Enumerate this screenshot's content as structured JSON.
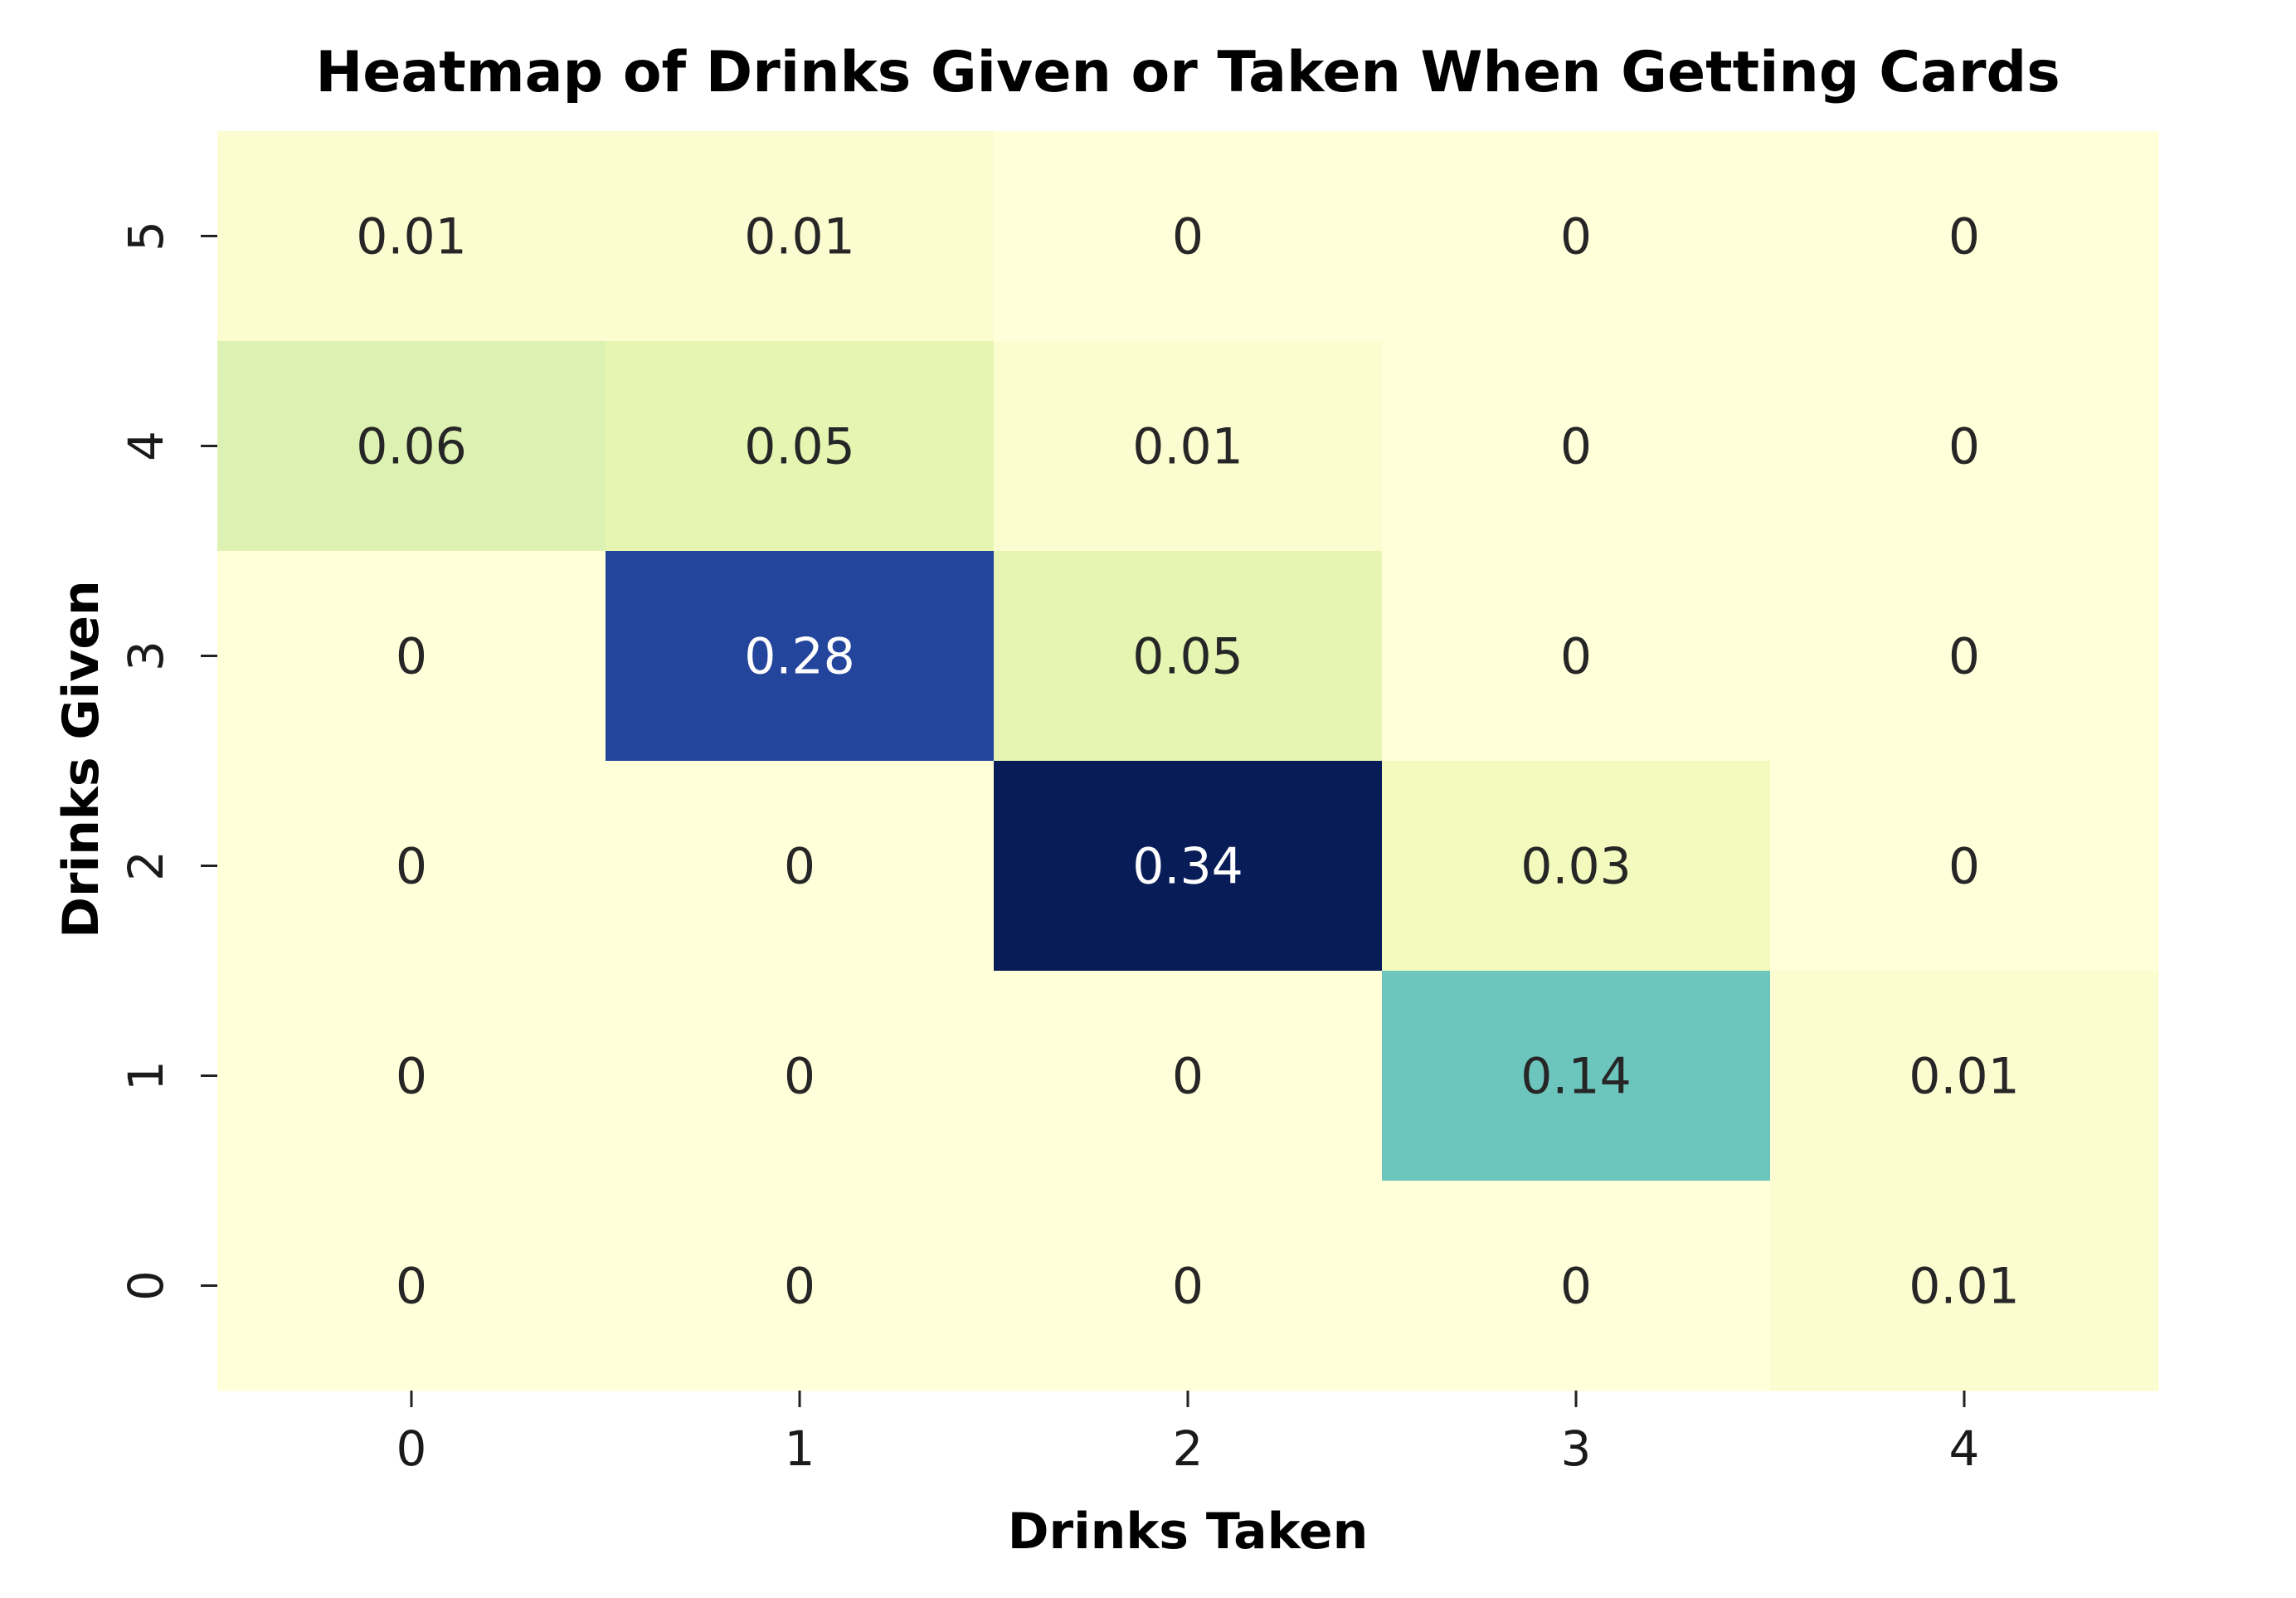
{
  "chart_data": {
    "type": "heatmap",
    "title": "Heatmap of Drinks Given or Taken When Getting Cards",
    "xlabel": "Drinks Taken",
    "ylabel": "Drinks Given",
    "x_categories": [
      "0",
      "1",
      "2",
      "3",
      "4"
    ],
    "y_categories_top_to_bottom": [
      "5",
      "4",
      "3",
      "2",
      "1",
      "0"
    ],
    "values": [
      [
        0.01,
        0.01,
        0,
        0,
        0
      ],
      [
        0.06,
        0.05,
        0.01,
        0,
        0
      ],
      [
        0,
        0.28,
        0.05,
        0,
        0
      ],
      [
        0,
        0,
        0.34,
        0.03,
        0
      ],
      [
        0,
        0,
        0,
        0.14,
        0.01
      ],
      [
        0,
        0,
        0,
        0,
        0.01
      ]
    ],
    "colormap": "YlGnBu",
    "vmin": 0,
    "vmax": 0.34,
    "colorbar": false,
    "grid": false
  }
}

▶ _GIVEN PROBLEM_
Reproduce the material word for word. Any pictures should be left out of the copy.

▶ _EXPECTED ANSWER_
Enumerate this screenshot's content as structured JSON.
{
  "chart_data": {
    "type": "heatmap",
    "title": "Heatmap of Drinks Given or Taken When Getting Cards",
    "xlabel": "Drinks Taken",
    "ylabel": "Drinks Given",
    "x_categories": [
      "0",
      "1",
      "2",
      "3",
      "4"
    ],
    "y_categories_top_to_bottom": [
      "5",
      "4",
      "3",
      "2",
      "1",
      "0"
    ],
    "values": [
      [
        0.01,
        0.01,
        0,
        0,
        0
      ],
      [
        0.06,
        0.05,
        0.01,
        0,
        0
      ],
      [
        0,
        0.28,
        0.05,
        0,
        0
      ],
      [
        0,
        0,
        0.34,
        0.03,
        0
      ],
      [
        0,
        0,
        0,
        0.14,
        0.01
      ],
      [
        0,
        0,
        0,
        0,
        0.01
      ]
    ],
    "colormap": "YlGnBu",
    "vmin": 0,
    "vmax": 0.34,
    "colorbar": false,
    "grid": false
  }
}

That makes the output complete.